Goal:
Rewrite only the entries between the lines holding "svg-text:Krüppelwalm: Krüppelwalm bbox=[257, 327, 263, 362]" and "svg-text:11.5: 11.5 bbox=[405, 51, 414, 56]", inclusive, with "Schlafen" changed to "Sleeping" and everything else left as it is.

[Coordinate annotation records]

Start

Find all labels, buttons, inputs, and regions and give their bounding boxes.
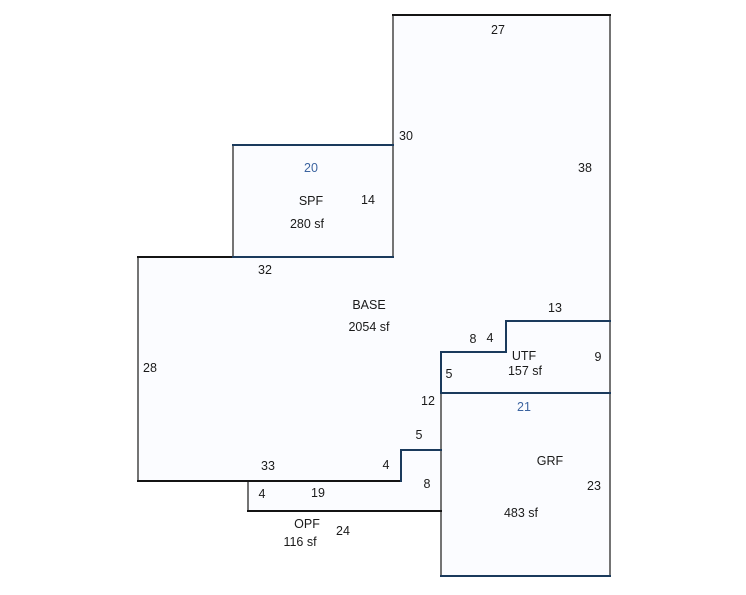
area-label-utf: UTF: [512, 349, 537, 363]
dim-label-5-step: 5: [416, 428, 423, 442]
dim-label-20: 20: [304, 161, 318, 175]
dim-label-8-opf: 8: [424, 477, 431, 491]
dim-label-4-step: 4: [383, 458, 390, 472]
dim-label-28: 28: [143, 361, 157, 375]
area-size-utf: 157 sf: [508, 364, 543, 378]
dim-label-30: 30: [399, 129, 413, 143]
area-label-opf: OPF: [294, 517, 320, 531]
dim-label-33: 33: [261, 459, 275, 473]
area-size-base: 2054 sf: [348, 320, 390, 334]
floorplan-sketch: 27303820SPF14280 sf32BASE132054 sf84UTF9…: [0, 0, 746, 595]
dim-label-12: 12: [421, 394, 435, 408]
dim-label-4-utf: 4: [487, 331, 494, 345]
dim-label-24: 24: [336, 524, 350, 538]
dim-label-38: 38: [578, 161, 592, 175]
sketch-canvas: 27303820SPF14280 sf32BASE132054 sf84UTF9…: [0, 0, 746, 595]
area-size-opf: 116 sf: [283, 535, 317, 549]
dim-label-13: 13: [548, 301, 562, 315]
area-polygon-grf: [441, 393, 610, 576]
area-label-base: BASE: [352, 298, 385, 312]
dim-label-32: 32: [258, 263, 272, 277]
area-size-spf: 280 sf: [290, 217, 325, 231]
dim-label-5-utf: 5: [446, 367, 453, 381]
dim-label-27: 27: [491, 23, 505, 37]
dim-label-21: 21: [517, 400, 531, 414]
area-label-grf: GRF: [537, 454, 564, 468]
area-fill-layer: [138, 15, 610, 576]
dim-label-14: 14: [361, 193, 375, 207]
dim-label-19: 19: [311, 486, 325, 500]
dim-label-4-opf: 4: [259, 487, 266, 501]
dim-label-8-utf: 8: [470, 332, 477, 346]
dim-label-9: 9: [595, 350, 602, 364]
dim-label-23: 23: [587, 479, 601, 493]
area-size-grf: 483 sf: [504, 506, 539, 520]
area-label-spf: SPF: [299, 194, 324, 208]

End
Start

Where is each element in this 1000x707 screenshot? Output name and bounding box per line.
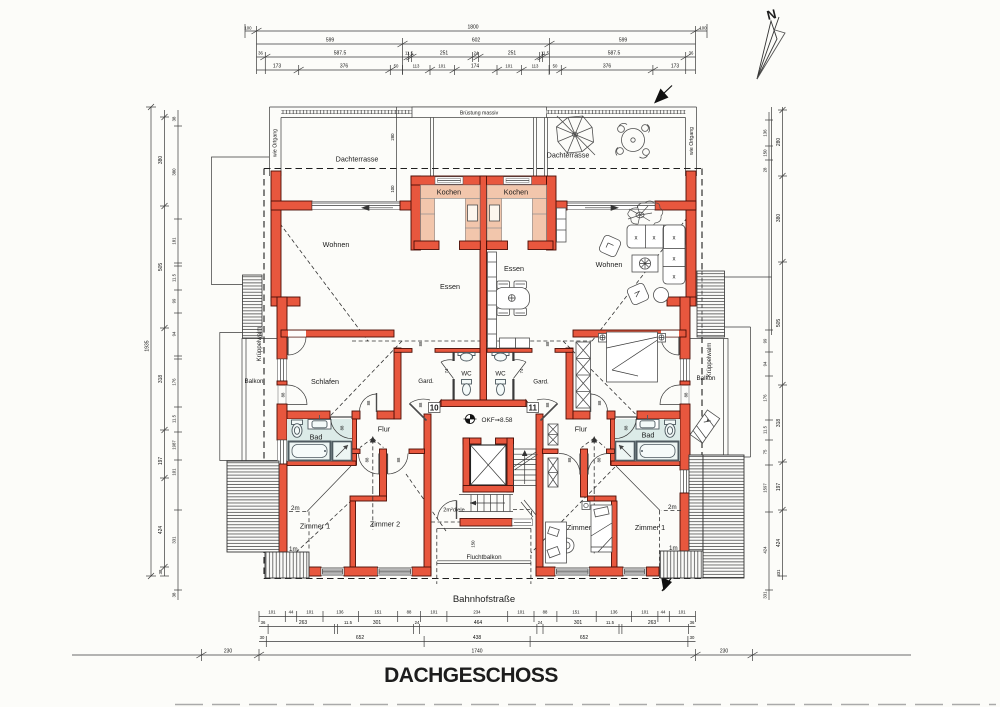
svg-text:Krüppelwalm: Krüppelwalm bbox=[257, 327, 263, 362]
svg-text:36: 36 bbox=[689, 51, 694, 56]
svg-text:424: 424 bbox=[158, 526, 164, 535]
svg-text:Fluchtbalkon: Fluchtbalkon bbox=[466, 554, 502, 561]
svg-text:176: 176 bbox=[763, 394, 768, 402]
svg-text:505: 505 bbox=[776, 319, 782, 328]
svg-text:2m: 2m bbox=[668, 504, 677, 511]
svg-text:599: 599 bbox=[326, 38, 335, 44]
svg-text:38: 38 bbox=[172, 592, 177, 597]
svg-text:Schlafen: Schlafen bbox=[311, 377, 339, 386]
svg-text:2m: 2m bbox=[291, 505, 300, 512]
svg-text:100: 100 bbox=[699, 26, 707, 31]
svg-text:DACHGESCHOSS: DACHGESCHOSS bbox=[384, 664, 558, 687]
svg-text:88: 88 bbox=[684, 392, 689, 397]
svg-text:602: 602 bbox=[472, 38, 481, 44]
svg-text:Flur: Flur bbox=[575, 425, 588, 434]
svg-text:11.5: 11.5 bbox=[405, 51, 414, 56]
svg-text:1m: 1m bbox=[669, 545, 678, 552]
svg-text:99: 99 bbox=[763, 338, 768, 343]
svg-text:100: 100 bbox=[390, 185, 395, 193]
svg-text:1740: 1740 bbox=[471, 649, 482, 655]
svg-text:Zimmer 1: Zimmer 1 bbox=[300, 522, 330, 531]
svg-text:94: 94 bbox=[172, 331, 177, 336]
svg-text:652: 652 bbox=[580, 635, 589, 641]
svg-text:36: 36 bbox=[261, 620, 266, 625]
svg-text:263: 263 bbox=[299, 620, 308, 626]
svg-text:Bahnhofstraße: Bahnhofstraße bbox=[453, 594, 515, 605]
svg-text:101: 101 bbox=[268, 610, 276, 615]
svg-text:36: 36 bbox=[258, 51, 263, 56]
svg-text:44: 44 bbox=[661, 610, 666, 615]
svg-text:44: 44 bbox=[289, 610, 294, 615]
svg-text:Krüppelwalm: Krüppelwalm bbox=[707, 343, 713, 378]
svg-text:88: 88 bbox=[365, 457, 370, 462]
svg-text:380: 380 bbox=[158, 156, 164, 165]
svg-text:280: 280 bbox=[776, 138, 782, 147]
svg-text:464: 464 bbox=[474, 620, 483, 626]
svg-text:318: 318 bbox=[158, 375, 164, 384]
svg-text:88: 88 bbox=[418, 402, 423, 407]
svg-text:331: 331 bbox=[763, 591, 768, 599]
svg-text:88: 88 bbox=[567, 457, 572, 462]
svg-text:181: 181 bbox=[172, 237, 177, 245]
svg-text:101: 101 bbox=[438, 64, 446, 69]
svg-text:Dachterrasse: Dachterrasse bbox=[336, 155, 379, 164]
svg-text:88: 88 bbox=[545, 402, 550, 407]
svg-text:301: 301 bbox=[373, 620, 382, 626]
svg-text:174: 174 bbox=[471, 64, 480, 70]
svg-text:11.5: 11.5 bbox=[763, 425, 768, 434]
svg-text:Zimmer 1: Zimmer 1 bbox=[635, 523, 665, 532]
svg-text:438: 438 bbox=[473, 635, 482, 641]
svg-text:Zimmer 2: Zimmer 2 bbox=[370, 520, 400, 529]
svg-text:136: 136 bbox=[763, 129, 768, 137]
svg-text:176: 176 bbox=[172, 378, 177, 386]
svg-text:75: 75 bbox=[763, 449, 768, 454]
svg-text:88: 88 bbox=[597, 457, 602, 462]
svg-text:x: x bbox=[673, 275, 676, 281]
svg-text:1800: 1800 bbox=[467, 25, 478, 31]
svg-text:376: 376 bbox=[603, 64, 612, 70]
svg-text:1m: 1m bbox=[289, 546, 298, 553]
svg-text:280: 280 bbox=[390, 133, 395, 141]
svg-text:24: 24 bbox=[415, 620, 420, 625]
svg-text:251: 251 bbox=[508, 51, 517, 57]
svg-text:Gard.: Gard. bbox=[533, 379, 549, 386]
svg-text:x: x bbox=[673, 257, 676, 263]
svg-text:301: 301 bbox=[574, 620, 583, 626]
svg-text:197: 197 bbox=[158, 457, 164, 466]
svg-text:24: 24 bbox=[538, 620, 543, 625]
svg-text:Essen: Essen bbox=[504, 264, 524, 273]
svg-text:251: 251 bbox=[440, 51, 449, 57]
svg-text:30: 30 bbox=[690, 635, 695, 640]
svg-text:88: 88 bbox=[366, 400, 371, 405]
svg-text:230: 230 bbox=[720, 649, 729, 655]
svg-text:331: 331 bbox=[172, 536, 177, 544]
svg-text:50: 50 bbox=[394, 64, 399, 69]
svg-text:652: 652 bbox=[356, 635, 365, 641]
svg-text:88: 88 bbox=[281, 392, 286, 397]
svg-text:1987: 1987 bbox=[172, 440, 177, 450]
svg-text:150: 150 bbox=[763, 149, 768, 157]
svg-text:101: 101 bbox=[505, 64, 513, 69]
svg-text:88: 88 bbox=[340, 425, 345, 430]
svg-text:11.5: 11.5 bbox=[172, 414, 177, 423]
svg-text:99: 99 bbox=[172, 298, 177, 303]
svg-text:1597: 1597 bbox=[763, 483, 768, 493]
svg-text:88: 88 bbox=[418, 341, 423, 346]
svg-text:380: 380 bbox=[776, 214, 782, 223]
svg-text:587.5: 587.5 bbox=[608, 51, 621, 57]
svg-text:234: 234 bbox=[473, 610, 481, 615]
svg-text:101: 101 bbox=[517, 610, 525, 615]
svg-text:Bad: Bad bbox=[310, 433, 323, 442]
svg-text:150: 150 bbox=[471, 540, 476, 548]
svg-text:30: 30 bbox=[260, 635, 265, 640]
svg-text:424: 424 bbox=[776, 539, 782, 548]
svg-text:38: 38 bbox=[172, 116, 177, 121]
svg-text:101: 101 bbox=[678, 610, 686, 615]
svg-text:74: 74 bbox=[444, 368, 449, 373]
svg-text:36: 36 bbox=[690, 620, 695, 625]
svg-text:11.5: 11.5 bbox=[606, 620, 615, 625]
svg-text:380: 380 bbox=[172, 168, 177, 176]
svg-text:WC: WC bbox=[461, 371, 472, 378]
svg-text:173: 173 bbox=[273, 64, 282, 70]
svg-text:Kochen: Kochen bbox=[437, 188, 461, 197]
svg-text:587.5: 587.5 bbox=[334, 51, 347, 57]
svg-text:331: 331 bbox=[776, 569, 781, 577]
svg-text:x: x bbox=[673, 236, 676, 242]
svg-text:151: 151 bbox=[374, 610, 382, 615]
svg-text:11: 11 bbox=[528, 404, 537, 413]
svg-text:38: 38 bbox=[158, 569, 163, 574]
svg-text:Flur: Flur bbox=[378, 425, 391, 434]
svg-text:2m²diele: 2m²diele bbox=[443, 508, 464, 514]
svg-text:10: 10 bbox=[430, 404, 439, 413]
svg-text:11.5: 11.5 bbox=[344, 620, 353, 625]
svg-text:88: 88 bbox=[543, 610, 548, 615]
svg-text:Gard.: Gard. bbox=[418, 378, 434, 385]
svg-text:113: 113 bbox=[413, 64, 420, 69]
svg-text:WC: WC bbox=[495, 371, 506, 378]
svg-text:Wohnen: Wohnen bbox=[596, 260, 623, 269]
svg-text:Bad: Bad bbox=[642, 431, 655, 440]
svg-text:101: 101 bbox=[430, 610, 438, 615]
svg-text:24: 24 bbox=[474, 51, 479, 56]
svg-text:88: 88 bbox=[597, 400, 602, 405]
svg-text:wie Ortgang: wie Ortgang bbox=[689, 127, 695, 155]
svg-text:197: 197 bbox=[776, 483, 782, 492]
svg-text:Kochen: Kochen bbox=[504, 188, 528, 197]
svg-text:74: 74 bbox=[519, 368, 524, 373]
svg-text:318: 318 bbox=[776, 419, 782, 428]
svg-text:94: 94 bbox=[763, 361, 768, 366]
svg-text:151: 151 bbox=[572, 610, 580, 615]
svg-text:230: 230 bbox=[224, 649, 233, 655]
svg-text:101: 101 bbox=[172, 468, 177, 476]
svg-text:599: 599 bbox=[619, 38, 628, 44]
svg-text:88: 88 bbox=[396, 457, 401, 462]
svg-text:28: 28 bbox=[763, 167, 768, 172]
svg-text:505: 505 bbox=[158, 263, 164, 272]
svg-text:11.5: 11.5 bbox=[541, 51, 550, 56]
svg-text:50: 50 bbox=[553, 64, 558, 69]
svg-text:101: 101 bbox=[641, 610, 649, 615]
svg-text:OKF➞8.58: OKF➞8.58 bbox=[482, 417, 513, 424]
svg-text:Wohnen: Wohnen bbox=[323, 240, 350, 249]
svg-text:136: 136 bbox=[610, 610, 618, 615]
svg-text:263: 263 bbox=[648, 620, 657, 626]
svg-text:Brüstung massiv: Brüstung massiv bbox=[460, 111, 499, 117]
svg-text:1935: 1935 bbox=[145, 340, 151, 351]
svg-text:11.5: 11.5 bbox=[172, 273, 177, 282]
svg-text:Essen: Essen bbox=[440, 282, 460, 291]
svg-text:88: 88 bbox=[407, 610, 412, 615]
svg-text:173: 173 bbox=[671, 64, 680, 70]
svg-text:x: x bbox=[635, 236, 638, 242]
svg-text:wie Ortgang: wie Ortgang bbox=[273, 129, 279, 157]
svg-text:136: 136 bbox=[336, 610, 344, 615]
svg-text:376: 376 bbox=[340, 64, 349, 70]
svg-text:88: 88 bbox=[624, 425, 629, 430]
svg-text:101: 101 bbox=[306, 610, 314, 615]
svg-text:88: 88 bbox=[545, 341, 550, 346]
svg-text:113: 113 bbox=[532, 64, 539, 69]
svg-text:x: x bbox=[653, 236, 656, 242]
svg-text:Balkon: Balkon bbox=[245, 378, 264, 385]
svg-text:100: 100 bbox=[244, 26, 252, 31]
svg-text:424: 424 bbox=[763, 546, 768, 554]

End

Completed task:
svg-text:Krüppelwalm: Krüppelwalm bbox=[257, 327, 263, 362]
svg-text:36: 36 bbox=[689, 51, 694, 56]
svg-text:424: 424 bbox=[158, 526, 164, 535]
svg-text:Fluchtbalkon: Fluchtbalkon bbox=[466, 554, 502, 561]
svg-text:176: 176 bbox=[763, 394, 768, 402]
svg-text:505: 505 bbox=[776, 319, 782, 328]
svg-text:2m: 2m bbox=[668, 504, 677, 511]
svg-text:599: 599 bbox=[326, 38, 335, 44]
svg-text:38: 38 bbox=[172, 592, 177, 597]
svg-text:Sleeping: Sleeping bbox=[311, 377, 339, 386]
svg-text:2m: 2m bbox=[291, 505, 300, 512]
svg-text:100: 100 bbox=[699, 26, 707, 31]
svg-text:DACHGESCHOSS: DACHGESCHOSS bbox=[384, 664, 558, 687]
svg-text:88: 88 bbox=[684, 392, 689, 397]
svg-text:602: 602 bbox=[472, 38, 481, 44]
svg-text:Flur: Flur bbox=[575, 425, 588, 434]
svg-text:11.5: 11.5 bbox=[405, 51, 414, 56]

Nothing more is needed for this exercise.